**Exercise instructions**.
Extract the full listing verbatim and drop any pictures from your copy.

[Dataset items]

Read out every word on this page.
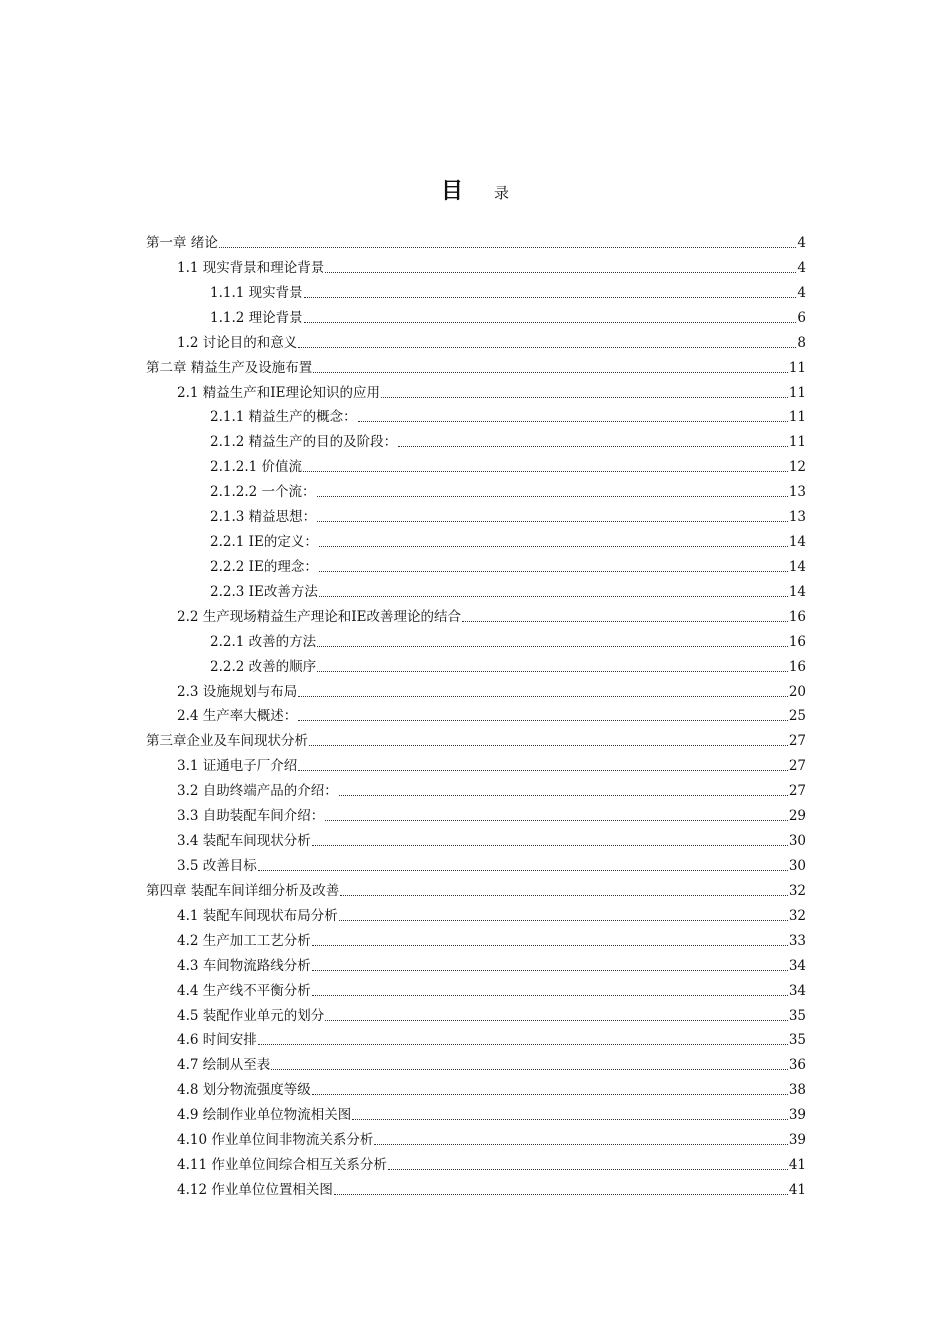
目 录
第一章 绪论	4
1.1 现实背景和理论背景	4
1.1.1 现实背景	4
1.1.2 理论背景	6
1.2 讨论目的和意义	8
第二章 精益生产及设施布置	11
2.1 精益生产和IE理论知识的应用	11
2.1.1 精益生产的概念：	11
2.1.2 精益生产的目的及阶段：	11
2.1.2.1 价值流	12
2.1.2.2 一个流：	13
2.1.3 精益思想：	13
2.2.1 IE的定义：	14
2.2.2 IE的理念：	14
2.2.3 IE改善方法	14
2.2 生产现场精益生产理论和IE改善理论的结合	16
2.2.1 改善的方法	16
2.2.2 改善的顺序	16
2.3 设施规划与布局	20
2.4 生产率大概述：	25
第三章企业及车间现状分析	27
3.1 证通电子厂介绍	27
3.2 自助终端产品的介绍：	27
3.3 自助装配车间介绍：	29
3.4 装配车间现状分析	30
3.5 改善目标	30
第四章 装配车间详细分析及改善	32
4.1 装配车间现状布局分析	32
4.2 生产加工工艺分析	33
4.3 车间物流路线分析	34
4.4 生产线不平衡分析	34
4.5 装配作业单元的划分	35
4.6 时间安排	35
4.7 绘制从至表	36
4.8 划分物流强度等级	38
4.9 绘制作业单位物流相关图	39
4.10 作业单位间非物流关系分析	39
4.11 作业单位间综合相互关系分析	41
4.12 作业单位位置相关图	41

**Task solution**.
Read out every word on this page.
目 录
第一章 绪论	4
1.1 现实背景和理论背景	4
1.1.1 现实背景	4
1.1.2 理论背景	6
1.2 讨论目的和意义	8
第二章 精益生产及设施布置	11
2.1 精益生产和IE理论知识的应用	11
2.1.1 精益生产的概念：	11
2.1.2 精益生产的目的及阶段：	11
2.1.2.1 价值流	12
2.1.2.2 一个流：	13
2.1.3 精益思想：	13
2.2.1 IE的定义：	14
2.2.2 IE的理念：	14
2.2.3 IE改善方法	14
2.2 生产现场精益生产理论和IE改善理论的结合	16
2.2.1 改善的方法	16
2.2.2 改善的顺序	16
2.3 设施规划与布局	20
2.4 生产率大概述：	25
第三章企业及车间现状分析	27
3.1 证通电子厂介绍	27
3.2 自助终端产品的介绍：	27
3.3 自助装配车间介绍：	29
3.4 装配车间现状分析	30
3.5 改善目标	30
第四章 装配车间详细分析及改善	32
4.1 装配车间现状布局分析	32
4.2 生产加工工艺分析	33
4.3 车间物流路线分析	34
4.4 生产线不平衡分析	34
4.5 装配作业单元的划分	35
4.6 时间安排	35
4.7 绘制从至表	36
4.8 划分物流强度等级	38
4.9 绘制作业单位物流相关图	39
4.10 作业单位间非物流关系分析	39
4.11 作业单位间综合相互关系分析	41
4.12 作业单位位置相关图	41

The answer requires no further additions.